§ **Requirement**: An exact reproduction of the records is required, with all images left out.
----- Dataset
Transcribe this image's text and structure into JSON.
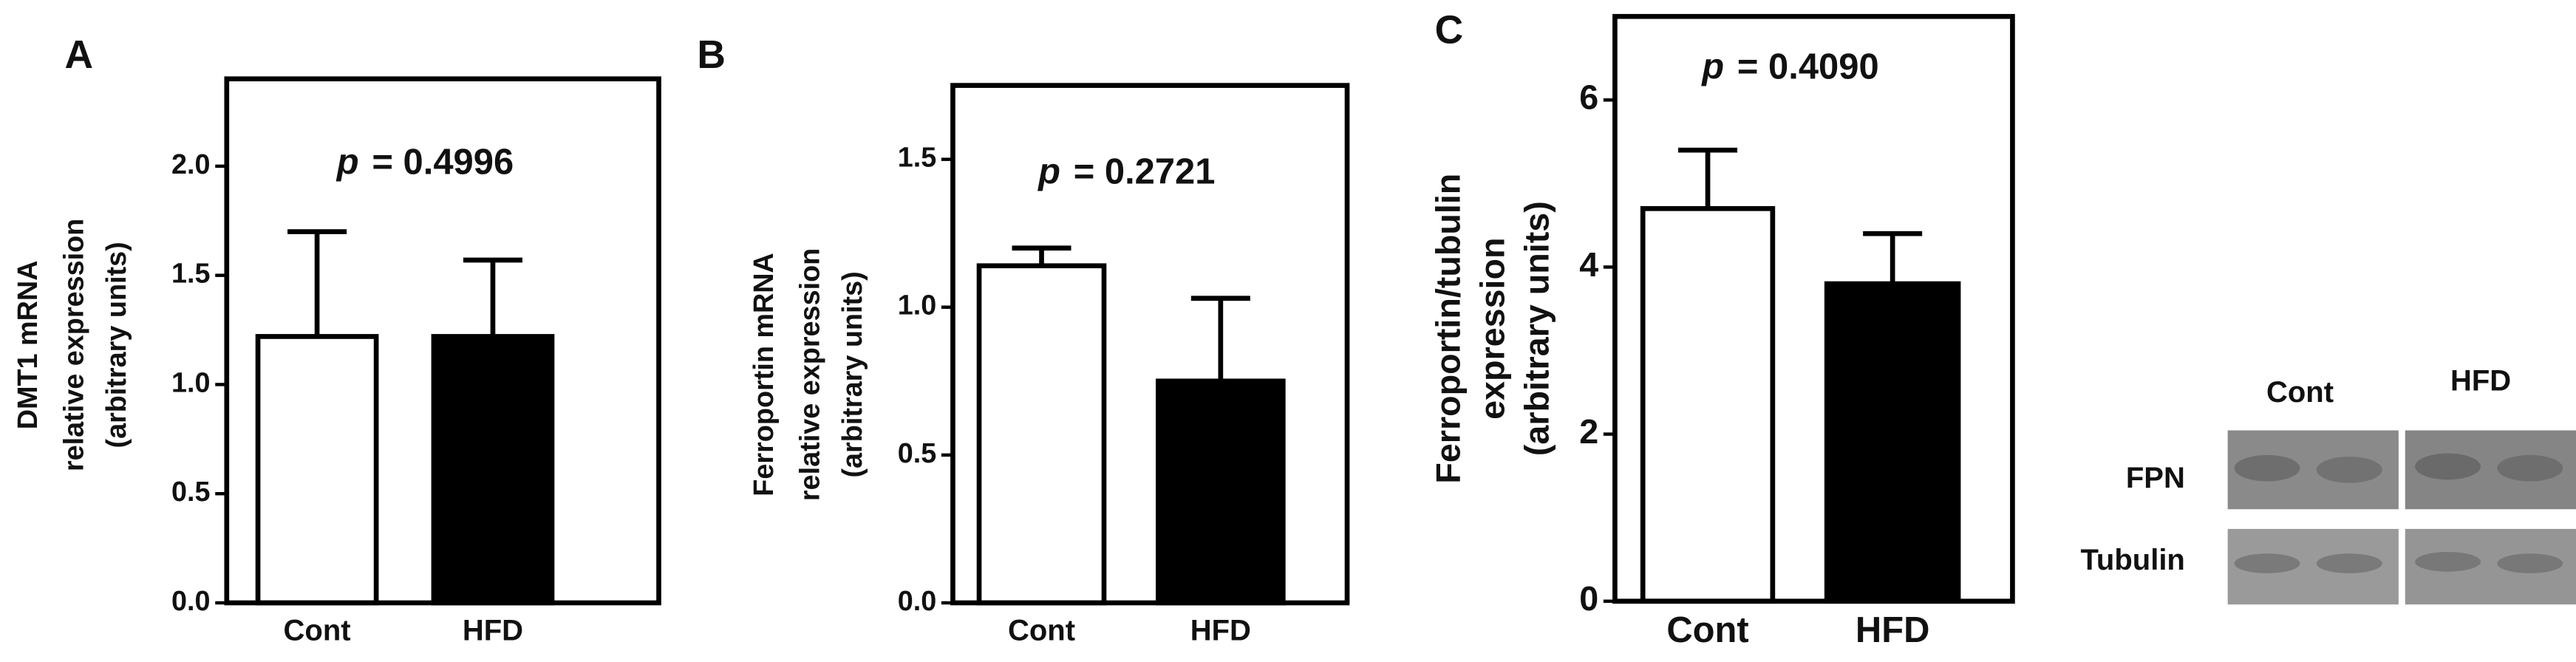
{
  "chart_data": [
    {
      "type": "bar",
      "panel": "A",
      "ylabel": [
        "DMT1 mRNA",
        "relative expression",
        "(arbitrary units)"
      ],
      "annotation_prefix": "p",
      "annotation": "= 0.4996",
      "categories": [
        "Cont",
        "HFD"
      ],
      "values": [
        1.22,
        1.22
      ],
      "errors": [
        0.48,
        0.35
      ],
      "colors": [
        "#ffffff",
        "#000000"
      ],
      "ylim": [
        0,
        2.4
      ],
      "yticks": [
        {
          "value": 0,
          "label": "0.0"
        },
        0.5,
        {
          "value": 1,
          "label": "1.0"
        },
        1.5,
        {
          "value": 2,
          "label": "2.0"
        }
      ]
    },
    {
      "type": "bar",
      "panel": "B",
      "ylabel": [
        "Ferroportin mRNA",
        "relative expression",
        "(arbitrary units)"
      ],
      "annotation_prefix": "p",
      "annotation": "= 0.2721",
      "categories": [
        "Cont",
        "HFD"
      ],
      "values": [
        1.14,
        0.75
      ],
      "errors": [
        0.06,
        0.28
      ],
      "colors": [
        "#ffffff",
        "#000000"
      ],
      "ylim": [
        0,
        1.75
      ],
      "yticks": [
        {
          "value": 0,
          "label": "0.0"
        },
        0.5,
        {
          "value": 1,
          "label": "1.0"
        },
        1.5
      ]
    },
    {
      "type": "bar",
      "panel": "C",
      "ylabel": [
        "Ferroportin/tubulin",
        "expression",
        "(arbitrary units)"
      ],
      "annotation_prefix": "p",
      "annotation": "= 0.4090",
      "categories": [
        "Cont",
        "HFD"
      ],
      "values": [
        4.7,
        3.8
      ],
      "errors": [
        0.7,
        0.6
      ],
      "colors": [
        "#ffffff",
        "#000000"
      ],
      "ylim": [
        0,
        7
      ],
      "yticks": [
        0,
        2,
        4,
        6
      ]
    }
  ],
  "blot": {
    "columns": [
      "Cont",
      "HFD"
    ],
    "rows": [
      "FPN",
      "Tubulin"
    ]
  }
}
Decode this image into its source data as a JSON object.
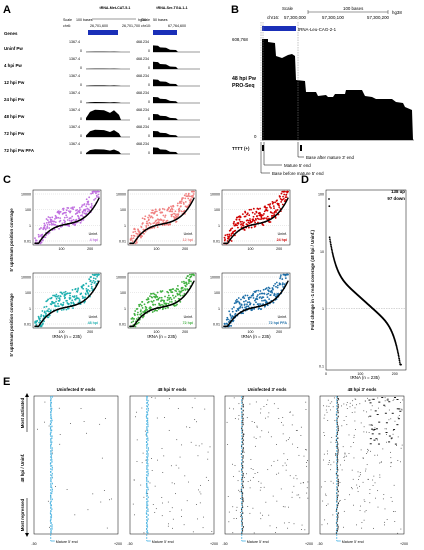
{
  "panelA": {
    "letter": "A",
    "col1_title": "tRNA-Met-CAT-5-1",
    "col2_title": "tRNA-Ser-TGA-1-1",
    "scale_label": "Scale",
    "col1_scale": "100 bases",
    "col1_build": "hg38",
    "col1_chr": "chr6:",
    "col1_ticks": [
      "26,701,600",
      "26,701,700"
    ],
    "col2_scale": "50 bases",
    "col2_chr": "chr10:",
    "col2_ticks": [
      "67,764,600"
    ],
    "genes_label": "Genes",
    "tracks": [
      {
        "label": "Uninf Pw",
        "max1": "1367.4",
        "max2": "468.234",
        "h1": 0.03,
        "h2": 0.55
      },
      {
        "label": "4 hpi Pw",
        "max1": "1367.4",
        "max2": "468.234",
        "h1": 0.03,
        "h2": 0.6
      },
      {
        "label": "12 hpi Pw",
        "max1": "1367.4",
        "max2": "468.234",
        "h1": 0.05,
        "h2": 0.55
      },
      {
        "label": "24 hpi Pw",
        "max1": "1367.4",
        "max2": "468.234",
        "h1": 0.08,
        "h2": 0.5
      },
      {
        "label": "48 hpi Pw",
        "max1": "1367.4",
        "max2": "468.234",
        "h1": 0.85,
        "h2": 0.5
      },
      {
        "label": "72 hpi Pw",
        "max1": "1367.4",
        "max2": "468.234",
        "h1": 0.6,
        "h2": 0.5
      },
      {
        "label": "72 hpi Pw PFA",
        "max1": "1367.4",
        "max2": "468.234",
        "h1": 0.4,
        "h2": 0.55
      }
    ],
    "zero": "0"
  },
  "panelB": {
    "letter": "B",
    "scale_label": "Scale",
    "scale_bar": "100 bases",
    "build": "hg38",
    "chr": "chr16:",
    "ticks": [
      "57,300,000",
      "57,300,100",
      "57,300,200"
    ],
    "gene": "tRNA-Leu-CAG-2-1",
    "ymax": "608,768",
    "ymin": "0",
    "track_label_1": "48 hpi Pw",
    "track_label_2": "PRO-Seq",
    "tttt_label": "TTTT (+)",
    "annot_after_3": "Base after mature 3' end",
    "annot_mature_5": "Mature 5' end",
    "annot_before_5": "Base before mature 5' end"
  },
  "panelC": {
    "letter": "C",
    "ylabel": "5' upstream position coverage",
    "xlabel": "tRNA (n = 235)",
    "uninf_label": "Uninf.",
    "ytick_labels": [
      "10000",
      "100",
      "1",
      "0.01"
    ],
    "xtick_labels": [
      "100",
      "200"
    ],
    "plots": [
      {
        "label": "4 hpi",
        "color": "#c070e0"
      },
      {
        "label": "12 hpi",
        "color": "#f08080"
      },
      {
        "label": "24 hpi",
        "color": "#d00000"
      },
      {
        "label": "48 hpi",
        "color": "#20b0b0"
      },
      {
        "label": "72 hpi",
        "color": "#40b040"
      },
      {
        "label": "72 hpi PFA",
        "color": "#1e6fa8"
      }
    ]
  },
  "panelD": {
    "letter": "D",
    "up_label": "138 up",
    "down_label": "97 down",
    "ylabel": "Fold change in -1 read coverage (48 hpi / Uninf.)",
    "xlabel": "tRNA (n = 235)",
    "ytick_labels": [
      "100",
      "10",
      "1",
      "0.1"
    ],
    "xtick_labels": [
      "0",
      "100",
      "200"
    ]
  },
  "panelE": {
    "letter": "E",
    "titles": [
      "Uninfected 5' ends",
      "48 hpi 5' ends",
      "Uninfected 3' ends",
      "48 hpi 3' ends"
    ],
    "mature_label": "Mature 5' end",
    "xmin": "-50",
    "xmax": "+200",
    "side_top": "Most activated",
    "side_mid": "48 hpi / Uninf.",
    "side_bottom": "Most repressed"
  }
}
----------
§ **Expected output**:
Transcribe this image's text and structure into JSON.
{
  "chart_data": [
    {
      "type": "bar",
      "panel": "A",
      "ylabel": [
        "DMT1 mRNA",
        "relative expression",
        "(arbitrary units)"
      ],
      "annotation_prefix": "p",
      "annotation": "= 0.4996",
      "categories": [
        "Cont",
        "HFD"
      ],
      "values": [
        1.22,
        1.22
      ],
      "errors": [
        0.48,
        0.35
      ],
      "colors": [
        "#ffffff",
        "#000000"
      ],
      "ylim": [
        0,
        2.4
      ],
      "yticks": [
        {
          "value": 0,
          "label": "0.0"
        },
        0.5,
        {
          "value": 1,
          "label": "1.0"
        },
        1.5,
        {
          "value": 2,
          "label": "2.0"
        }
      ]
    },
    {
      "type": "bar",
      "panel": "B",
      "ylabel": [
        "Ferroportin mRNA",
        "relative expression",
        "(arbitrary units)"
      ],
      "annotation_prefix": "p",
      "annotation": "= 0.2721",
      "categories": [
        "Cont",
        "HFD"
      ],
      "values": [
        1.14,
        0.75
      ],
      "errors": [
        0.06,
        0.28
      ],
      "colors": [
        "#ffffff",
        "#000000"
      ],
      "ylim": [
        0,
        1.75
      ],
      "yticks": [
        {
          "value": 0,
          "label": "0.0"
        },
        0.5,
        {
          "value": 1,
          "label": "1.0"
        },
        1.5
      ]
    },
    {
      "type": "bar",
      "panel": "C",
      "ylabel": [
        "Ferroportin/tubulin",
        "expression",
        "(arbitrary units)"
      ],
      "annotation_prefix": "p",
      "annotation": "= 0.4090",
      "categories": [
        "Cont",
        "HFD"
      ],
      "values": [
        4.7,
        3.8
      ],
      "errors": [
        0.7,
        0.6
      ],
      "colors": [
        "#ffffff",
        "#000000"
      ],
      "ylim": [
        0,
        7
      ],
      "yticks": [
        0,
        2,
        4,
        6
      ]
    }
  ],
  "blot": {
    "columns": [
      "Cont",
      "HFD"
    ],
    "rows": [
      "FPN",
      "Tubulin"
    ]
  }
}
Decode this image into its source data as a JSON object.
{
  "panelA": {
    "letter": "A",
    "col1_title": "tRNA-Met-CAT-5-1",
    "col2_title": "tRNA-Ser-TGA-1-1",
    "scale_label": "Scale",
    "col1_scale": "100 bases",
    "col1_build": "hg38",
    "col1_chr": "chr6:",
    "col1_ticks": [
      "26,701,600",
      "26,701,700"
    ],
    "col2_scale": "50 bases",
    "col2_chr": "chr10:",
    "col2_ticks": [
      "67,764,600"
    ],
    "genes_label": "Genes",
    "tracks": [
      {
        "label": "Uninf Pw",
        "max1": "1367.4",
        "max2": "468.234",
        "h1": 0.03,
        "h2": 0.55
      },
      {
        "label": "4 hpi Pw",
        "max1": "1367.4",
        "max2": "468.234",
        "h1": 0.03,
        "h2": 0.6
      },
      {
        "label": "12 hpi Pw",
        "max1": "1367.4",
        "max2": "468.234",
        "h1": 0.05,
        "h2": 0.55
      },
      {
        "label": "24 hpi Pw",
        "max1": "1367.4",
        "max2": "468.234",
        "h1": 0.08,
        "h2": 0.5
      },
      {
        "label": "48 hpi Pw",
        "max1": "1367.4",
        "max2": "468.234",
        "h1": 0.85,
        "h2": 0.5
      },
      {
        "label": "72 hpi Pw",
        "max1": "1367.4",
        "max2": "468.234",
        "h1": 0.6,
        "h2": 0.5
      },
      {
        "label": "72 hpi Pw PFA",
        "max1": "1367.4",
        "max2": "468.234",
        "h1": 0.4,
        "h2": 0.55
      }
    ],
    "zero": "0"
  },
  "panelB": {
    "letter": "B",
    "scale_label": "Scale",
    "scale_bar": "100 bases",
    "build": "hg38",
    "chr": "chr16:",
    "ticks": [
      "57,300,000",
      "57,300,100",
      "57,300,200"
    ],
    "gene": "tRNA-Leu-CAG-2-1",
    "ymax": "608,768",
    "ymin": "0",
    "track_label_1": "48 hpi Pw",
    "track_label_2": "PRO-Seq",
    "tttt_label": "TTTT (+)",
    "annot_after_3": "Base after mature 3' end",
    "annot_mature_5": "Mature 5' end",
    "annot_before_5": "Base before mature 5' end"
  },
  "panelC": {
    "letter": "C",
    "ylabel": "5' upstream position coverage",
    "xlabel": "tRNA (n = 235)",
    "uninf_label": "Uninf.",
    "ytick_labels": [
      "10000",
      "100",
      "1",
      "0.01"
    ],
    "xtick_labels": [
      "100",
      "200"
    ],
    "plots": [
      {
        "label": "4 hpi",
        "color": "#c070e0"
      },
      {
        "label": "12 hpi",
        "color": "#f08080"
      },
      {
        "label": "24 hpi",
        "color": "#d00000"
      },
      {
        "label": "48 hpi",
        "color": "#20b0b0"
      },
      {
        "label": "72 hpi",
        "color": "#40b040"
      },
      {
        "label": "72 hpi PFA",
        "color": "#1e6fa8"
      }
    ]
  },
  "panelD": {
    "letter": "D",
    "up_label": "138 up",
    "down_label": "97 down",
    "ylabel": "Fold change in -1 read coverage (48 hpi / Uninf.)",
    "xlabel": "tRNA (n = 235)",
    "ytick_labels": [
      "100",
      "10",
      "1",
      "0.1"
    ],
    "xtick_labels": [
      "0",
      "100",
      "200"
    ]
  },
  "panelE": {
    "letter": "E",
    "titles": [
      "Uninfected 5' ends",
      "48 hpi 5' ends",
      "Uninfected 3' ends",
      "48 hpi 3' ends"
    ],
    "mature_label": "Mature 5' end",
    "xmin": "-50",
    "xmax": "+200",
    "side_top": "Most activated",
    "side_mid": "48 hpi / Uninf.",
    "side_bottom": "Most repressed"
  }
}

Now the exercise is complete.